____ Raw data
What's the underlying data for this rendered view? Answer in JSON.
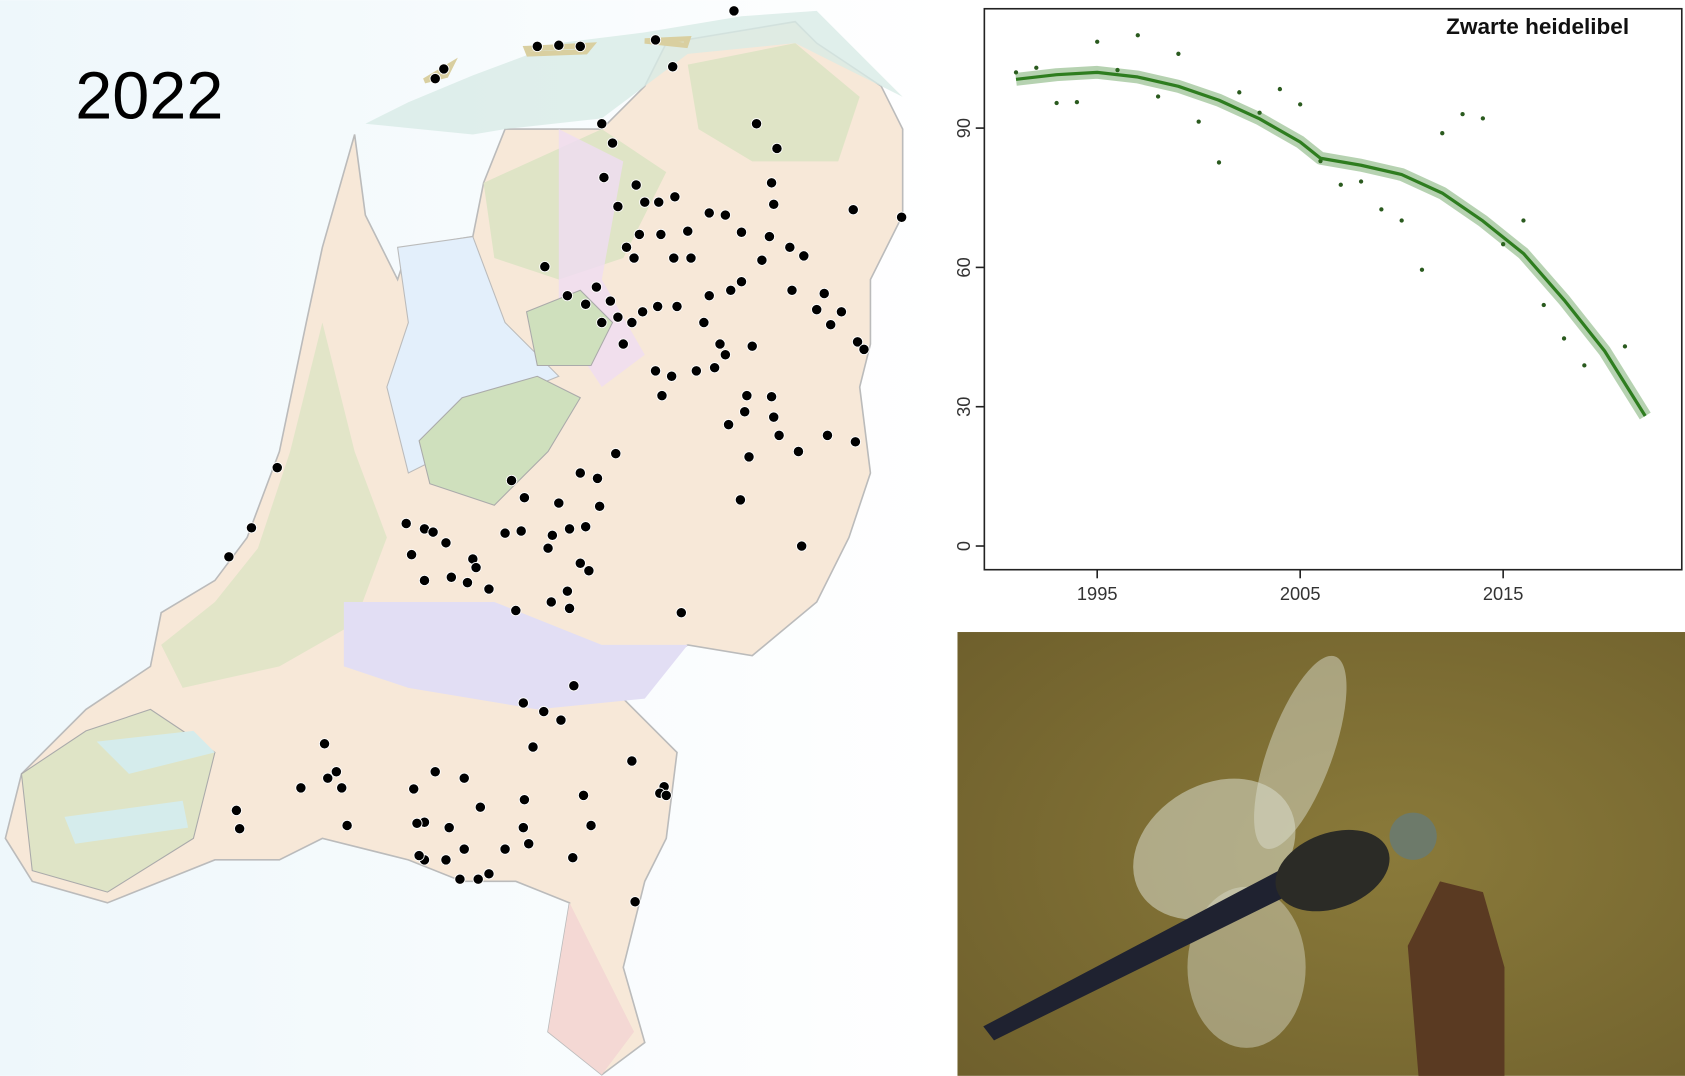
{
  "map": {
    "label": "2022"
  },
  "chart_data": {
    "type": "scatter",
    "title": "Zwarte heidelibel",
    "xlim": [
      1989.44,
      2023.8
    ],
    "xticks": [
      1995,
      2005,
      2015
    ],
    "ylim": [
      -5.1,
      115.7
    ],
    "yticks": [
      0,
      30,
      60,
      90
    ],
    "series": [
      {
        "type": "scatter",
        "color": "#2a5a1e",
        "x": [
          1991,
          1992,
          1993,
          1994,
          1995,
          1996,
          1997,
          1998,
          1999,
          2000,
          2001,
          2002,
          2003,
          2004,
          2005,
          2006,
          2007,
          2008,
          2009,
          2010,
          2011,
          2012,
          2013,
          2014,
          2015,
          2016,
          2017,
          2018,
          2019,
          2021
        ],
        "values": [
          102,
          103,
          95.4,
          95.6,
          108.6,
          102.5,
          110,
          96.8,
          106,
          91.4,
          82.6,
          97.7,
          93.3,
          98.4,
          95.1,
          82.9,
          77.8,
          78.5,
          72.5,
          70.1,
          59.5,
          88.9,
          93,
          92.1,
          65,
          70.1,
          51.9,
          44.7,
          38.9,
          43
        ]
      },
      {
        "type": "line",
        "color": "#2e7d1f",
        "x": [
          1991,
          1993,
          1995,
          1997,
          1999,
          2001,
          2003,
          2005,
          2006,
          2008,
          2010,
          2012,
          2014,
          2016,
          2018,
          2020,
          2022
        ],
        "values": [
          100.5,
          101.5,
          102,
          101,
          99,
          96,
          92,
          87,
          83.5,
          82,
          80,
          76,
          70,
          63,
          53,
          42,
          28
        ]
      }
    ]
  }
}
________
** Task goal **
Reproduce the listing above exactly, excluding all pictures.

** Final result **
What's the underlying data for this rendered view? Answer in JSON.
{
  "map": {
    "label": "2022"
  },
  "chart_data": {
    "type": "scatter",
    "title": "Zwarte heidelibel",
    "xlim": [
      1989.44,
      2023.8
    ],
    "xticks": [
      1995,
      2005,
      2015
    ],
    "ylim": [
      -5.1,
      115.7
    ],
    "yticks": [
      0,
      30,
      60,
      90
    ],
    "series": [
      {
        "type": "scatter",
        "color": "#2a5a1e",
        "x": [
          1991,
          1992,
          1993,
          1994,
          1995,
          1996,
          1997,
          1998,
          1999,
          2000,
          2001,
          2002,
          2003,
          2004,
          2005,
          2006,
          2007,
          2008,
          2009,
          2010,
          2011,
          2012,
          2013,
          2014,
          2015,
          2016,
          2017,
          2018,
          2019,
          2021
        ],
        "values": [
          102,
          103,
          95.4,
          95.6,
          108.6,
          102.5,
          110,
          96.8,
          106,
          91.4,
          82.6,
          97.7,
          93.3,
          98.4,
          95.1,
          82.9,
          77.8,
          78.5,
          72.5,
          70.1,
          59.5,
          88.9,
          93,
          92.1,
          65,
          70.1,
          51.9,
          44.7,
          38.9,
          43
        ]
      },
      {
        "type": "line",
        "color": "#2e7d1f",
        "x": [
          1991,
          1993,
          1995,
          1997,
          1999,
          2001,
          2003,
          2005,
          2006,
          2008,
          2010,
          2012,
          2014,
          2016,
          2018,
          2020,
          2022
        ],
        "values": [
          100.5,
          101.5,
          102,
          101,
          99,
          96,
          92,
          87,
          83.5,
          82,
          80,
          76,
          70,
          63,
          53,
          42,
          28
        ]
      }
    ]
  }
}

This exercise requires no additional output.